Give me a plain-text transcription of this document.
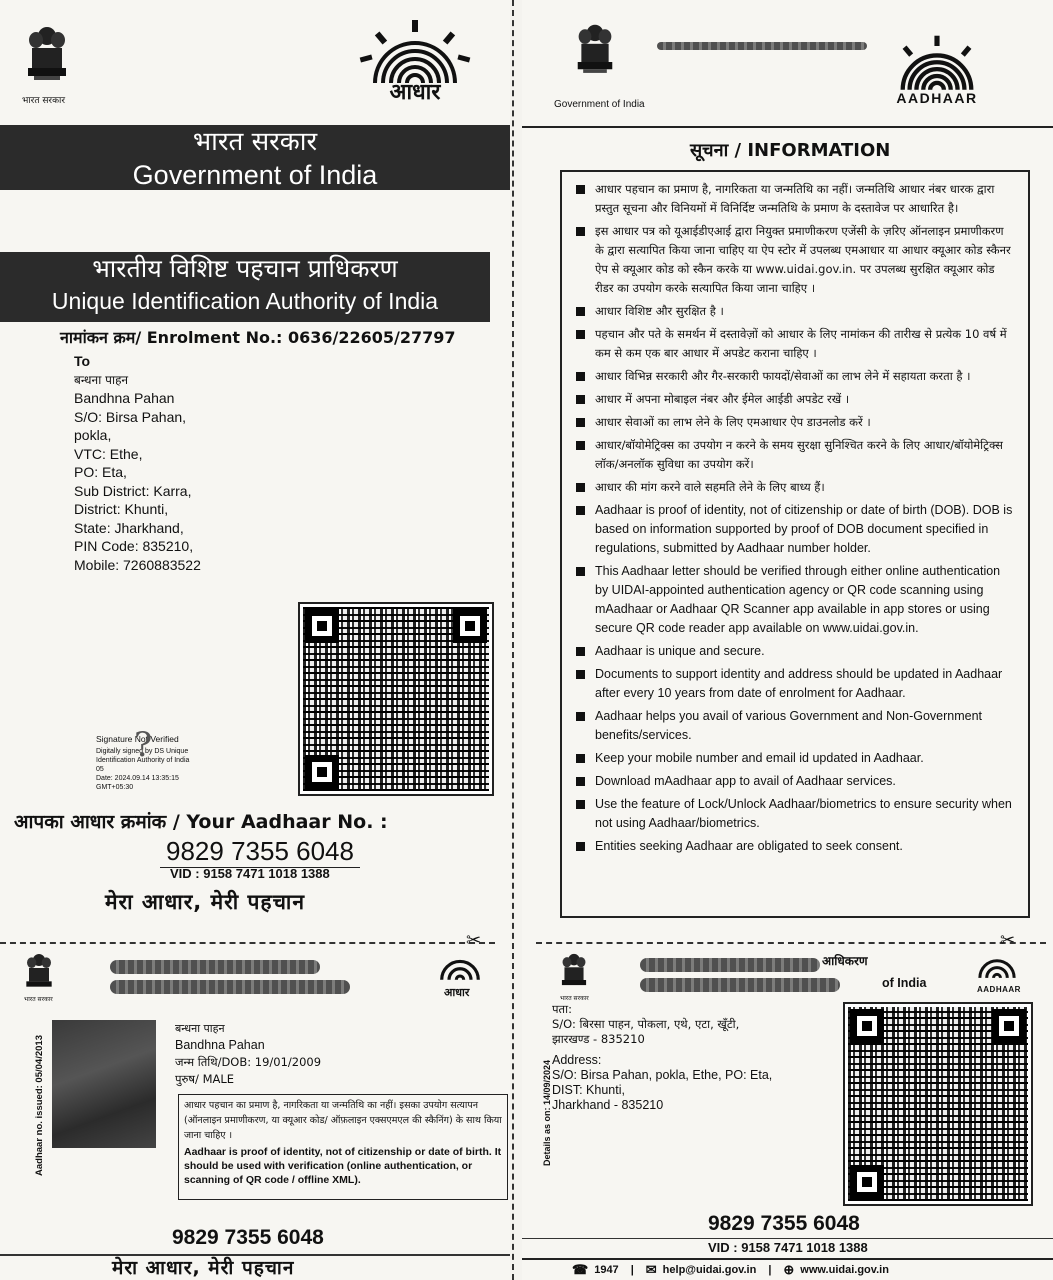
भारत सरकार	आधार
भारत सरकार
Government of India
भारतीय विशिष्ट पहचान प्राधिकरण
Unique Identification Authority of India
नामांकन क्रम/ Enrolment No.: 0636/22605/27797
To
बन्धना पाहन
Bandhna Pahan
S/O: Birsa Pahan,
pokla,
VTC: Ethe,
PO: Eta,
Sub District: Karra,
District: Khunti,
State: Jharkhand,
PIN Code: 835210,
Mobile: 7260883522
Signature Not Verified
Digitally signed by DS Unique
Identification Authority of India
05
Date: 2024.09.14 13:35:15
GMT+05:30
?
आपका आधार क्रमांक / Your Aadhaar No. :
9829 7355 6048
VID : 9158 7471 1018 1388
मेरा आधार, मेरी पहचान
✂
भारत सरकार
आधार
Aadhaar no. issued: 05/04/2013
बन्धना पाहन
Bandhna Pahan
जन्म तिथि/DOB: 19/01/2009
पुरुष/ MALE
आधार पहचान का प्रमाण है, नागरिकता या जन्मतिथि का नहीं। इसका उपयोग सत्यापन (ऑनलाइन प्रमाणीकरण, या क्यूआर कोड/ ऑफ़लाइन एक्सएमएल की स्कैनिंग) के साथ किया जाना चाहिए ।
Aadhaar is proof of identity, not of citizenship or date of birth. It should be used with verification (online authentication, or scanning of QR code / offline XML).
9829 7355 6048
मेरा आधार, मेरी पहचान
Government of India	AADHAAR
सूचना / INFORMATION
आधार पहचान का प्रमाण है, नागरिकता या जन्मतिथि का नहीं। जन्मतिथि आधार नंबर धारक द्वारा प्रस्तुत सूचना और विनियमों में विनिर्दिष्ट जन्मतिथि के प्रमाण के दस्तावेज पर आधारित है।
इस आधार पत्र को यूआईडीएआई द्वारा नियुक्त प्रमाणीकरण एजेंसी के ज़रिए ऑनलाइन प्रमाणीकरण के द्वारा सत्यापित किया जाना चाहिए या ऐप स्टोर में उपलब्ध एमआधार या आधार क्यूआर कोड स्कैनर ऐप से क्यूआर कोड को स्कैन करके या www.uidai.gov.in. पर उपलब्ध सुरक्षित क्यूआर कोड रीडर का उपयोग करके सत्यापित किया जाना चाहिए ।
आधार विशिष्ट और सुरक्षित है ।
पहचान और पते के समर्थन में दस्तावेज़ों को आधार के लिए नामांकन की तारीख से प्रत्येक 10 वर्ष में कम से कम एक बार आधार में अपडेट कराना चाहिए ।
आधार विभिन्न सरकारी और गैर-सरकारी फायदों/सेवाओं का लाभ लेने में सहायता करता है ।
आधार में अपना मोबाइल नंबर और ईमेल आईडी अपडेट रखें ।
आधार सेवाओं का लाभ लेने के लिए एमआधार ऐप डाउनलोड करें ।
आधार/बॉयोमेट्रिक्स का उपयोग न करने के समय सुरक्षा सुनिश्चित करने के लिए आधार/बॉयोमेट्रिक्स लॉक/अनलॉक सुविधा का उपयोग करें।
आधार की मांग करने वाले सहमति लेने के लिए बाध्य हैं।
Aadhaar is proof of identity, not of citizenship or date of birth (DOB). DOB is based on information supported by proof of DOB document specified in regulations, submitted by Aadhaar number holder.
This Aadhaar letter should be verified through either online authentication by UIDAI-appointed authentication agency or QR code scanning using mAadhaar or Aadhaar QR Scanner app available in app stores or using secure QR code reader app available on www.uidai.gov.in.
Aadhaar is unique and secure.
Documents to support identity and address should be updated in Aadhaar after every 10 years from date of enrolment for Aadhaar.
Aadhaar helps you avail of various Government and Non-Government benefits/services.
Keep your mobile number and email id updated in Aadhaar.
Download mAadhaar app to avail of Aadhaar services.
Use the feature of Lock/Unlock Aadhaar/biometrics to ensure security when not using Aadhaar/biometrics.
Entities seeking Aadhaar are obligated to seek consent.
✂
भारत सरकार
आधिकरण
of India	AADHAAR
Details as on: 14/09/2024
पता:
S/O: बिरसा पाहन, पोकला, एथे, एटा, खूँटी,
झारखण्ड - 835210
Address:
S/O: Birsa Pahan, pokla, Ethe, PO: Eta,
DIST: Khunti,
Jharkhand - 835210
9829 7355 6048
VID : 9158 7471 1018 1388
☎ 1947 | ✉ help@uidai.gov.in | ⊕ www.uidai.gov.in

+++

# What is asked
Reproduce each line from the records that contains the word "using".

# Result below
This Aadhaar letter should be verified through either online authentication by UIDAI-appointed authentication agency or QR code scanning using mAadhaar or Aadhaar QR Scanner app available in app stores or using secure QR code reader app available on www.uidai.gov.in.
Use the feature of Lock/Unlock Aadhaar/biometrics to ensure security when not using Aadhaar/biometrics.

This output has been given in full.